--- start of Information shown ---

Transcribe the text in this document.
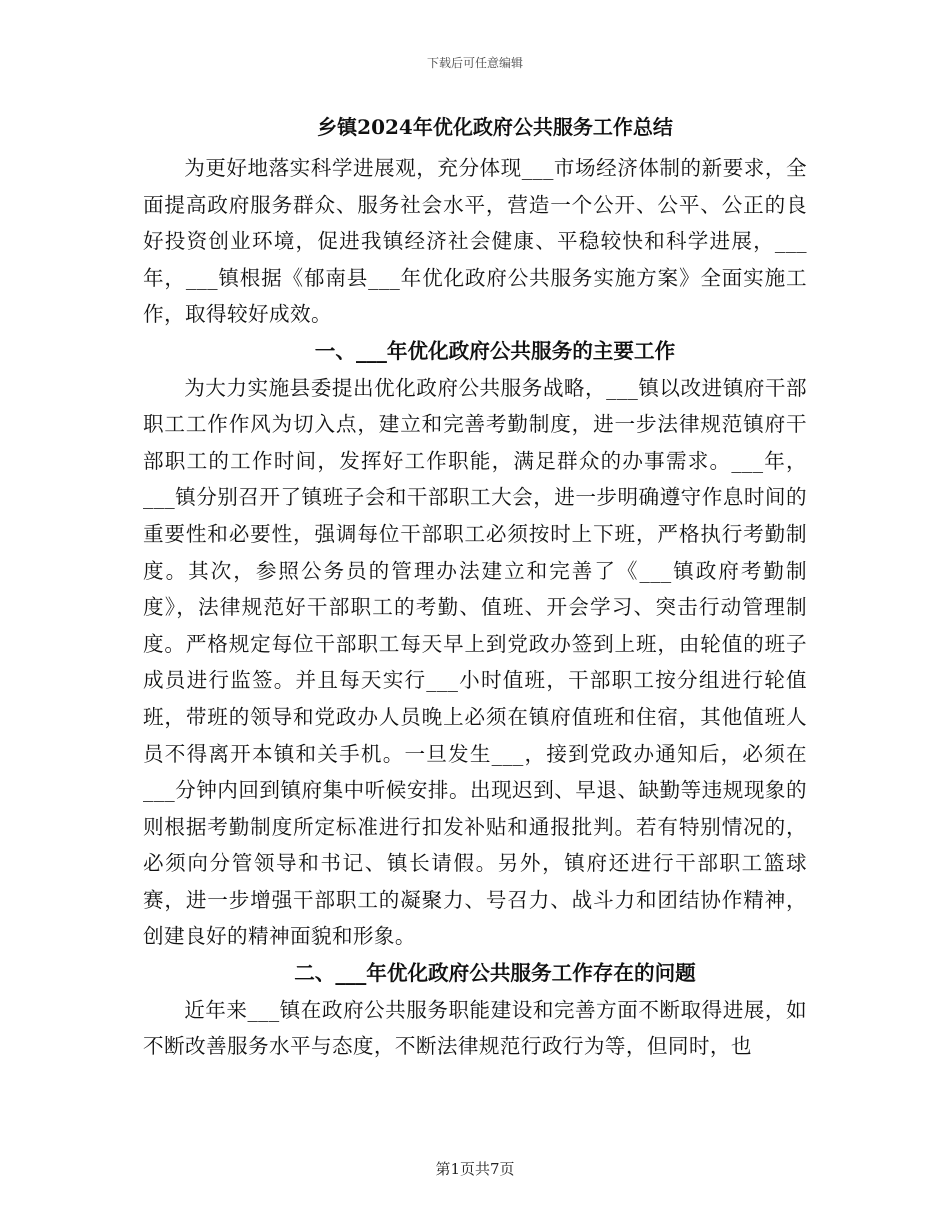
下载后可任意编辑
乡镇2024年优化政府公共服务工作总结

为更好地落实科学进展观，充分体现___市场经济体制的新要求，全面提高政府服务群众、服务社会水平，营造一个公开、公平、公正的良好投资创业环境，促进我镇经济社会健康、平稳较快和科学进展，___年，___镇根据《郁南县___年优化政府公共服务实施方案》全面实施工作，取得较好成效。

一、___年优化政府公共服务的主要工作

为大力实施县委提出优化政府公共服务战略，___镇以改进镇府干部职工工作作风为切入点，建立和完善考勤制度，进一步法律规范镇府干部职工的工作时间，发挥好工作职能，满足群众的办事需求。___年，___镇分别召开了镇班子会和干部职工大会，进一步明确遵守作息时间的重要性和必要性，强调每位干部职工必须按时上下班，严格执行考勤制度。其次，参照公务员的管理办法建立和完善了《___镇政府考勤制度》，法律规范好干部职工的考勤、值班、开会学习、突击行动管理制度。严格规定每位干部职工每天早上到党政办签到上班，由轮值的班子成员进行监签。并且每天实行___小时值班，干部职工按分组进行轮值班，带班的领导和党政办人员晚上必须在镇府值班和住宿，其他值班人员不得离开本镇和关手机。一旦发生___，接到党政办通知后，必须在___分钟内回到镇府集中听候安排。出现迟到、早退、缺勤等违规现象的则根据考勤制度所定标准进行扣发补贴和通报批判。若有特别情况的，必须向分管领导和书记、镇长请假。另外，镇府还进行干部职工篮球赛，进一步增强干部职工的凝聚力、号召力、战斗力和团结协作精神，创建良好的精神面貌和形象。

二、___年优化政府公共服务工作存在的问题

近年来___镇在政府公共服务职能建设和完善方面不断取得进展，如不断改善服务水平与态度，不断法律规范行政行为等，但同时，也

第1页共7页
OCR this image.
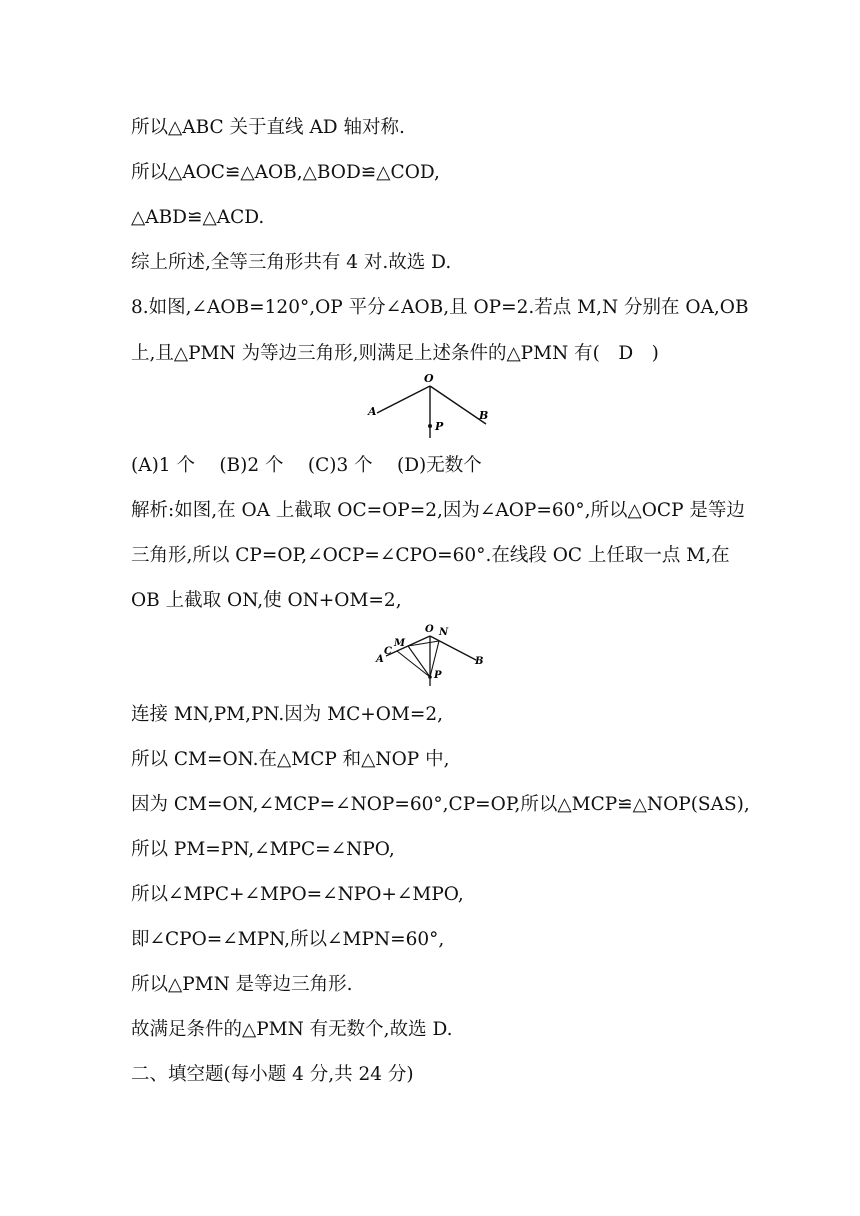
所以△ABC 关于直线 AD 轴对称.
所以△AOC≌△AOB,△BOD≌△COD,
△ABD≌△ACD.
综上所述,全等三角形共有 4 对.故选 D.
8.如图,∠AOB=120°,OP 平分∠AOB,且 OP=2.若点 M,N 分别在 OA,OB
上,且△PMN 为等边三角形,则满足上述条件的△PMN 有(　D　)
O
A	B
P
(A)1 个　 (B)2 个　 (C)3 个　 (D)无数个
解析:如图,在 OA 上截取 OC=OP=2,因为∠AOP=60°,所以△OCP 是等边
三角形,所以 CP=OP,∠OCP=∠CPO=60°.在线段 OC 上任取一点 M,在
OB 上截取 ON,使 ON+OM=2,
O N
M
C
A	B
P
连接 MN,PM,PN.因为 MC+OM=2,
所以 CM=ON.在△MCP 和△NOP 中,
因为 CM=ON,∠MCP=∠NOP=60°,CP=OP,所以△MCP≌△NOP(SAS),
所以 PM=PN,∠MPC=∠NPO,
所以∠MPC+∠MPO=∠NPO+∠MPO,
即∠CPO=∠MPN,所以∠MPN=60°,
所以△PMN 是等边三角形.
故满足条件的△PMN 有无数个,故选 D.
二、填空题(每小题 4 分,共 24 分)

--- end of Information shown ---

### Stated task
Transcribe the complete set of entries verbatim. No pictures belong in the copy.

### Exercise solution
Transcribe the text in this document.
下载后可任意编辑
乡镇2024年优化政府公共服务工作总结

为更好地落实科学进展观，充分体现___市场经济体制的新要求，全面提高政府服务群众、服务社会水平，营造一个公开、公平、公正的良好投资创业环境，促进我镇经济社会健康、平稳较快和科学进展，___年，___镇根据《郁南县___年优化政府公共服务实施方案》全面实施工作，取得较好成效。

一、___年优化政府公共服务的主要工作

为大力实施县委提出优化政府公共服务战略，___镇以改进镇府干部职工工作作风为切入点，建立和完善考勤制度，进一步法律规范镇府干部职工的工作时间，发挥好工作职能，满足群众的办事需求。___年，___镇分别召开了镇班子会和干部职工大会，进一步明确遵守作息时间的重要性和必要性，强调每位干部职工必须按时上下班，严格执行考勤制度。其次，参照公务员的管理办法建立和完善了《___镇政府考勤制度》，法律规范好干部职工的考勤、值班、开会学习、突击行动管理制度。严格规定每位干部职工每天早上到党政办签到上班，由轮值的班子成员进行监签。并且每天实行___小时值班，干部职工按分组进行轮值班，带班的领导和党政办人员晚上必须在镇府值班和住宿，其他值班人员不得离开本镇和关手机。一旦发生___，接到党政办通知后，必须在___分钟内回到镇府集中听候安排。出现迟到、早退、缺勤等违规现象的则根据考勤制度所定标准进行扣发补贴和通报批判。若有特别情况的，必须向分管领导和书记、镇长请假。另外，镇府还进行干部职工篮球赛，进一步增强干部职工的凝聚力、号召力、战斗力和团结协作精神，创建良好的精神面貌和形象。

二、___年优化政府公共服务工作存在的问题

近年来___镇在政府公共服务职能建设和完善方面不断取得进展，如不断改善服务水平与态度，不断法律规范行政行为等，但同时，也

第1页共7页
OCR this image.
所以△ABC 关于直线 AD 轴对称.
所以△AOC≌△AOB,△BOD≌△COD,
△ABD≌△ACD.
综上所述,全等三角形共有 4 对.故选 D.
8.如图,∠AOB=120°,OP 平分∠AOB,且 OP=2.若点 M,N 分别在 OA,OB
上,且△PMN 为等边三角形,则满足上述条件的△PMN 有(　D　)
O
A	B
P
(A)1 个　 (B)2 个　 (C)3 个　 (D)无数个
解析:如图,在 OA 上截取 OC=OP=2,因为∠AOP=60°,所以△OCP 是等边
三角形,所以 CP=OP,∠OCP=∠CPO=60°.在线段 OC 上任取一点 M,在
OB 上截取 ON,使 ON+OM=2,
O N
M
C
A	B
P
连接 MN,PM,PN.因为 MC+OM=2,
所以 CM=ON.在△MCP 和△NOP 中,
因为 CM=ON,∠MCP=∠NOP=60°,CP=OP,所以△MCP≌△NOP(SAS),
所以 PM=PN,∠MPC=∠NPO,
所以∠MPC+∠MPO=∠NPO+∠MPO,
即∠CPO=∠MPN,所以∠MPN=60°,
所以△PMN 是等边三角形.
故满足条件的△PMN 有无数个,故选 D.
二、填空题(每小题 4 分,共 24 分)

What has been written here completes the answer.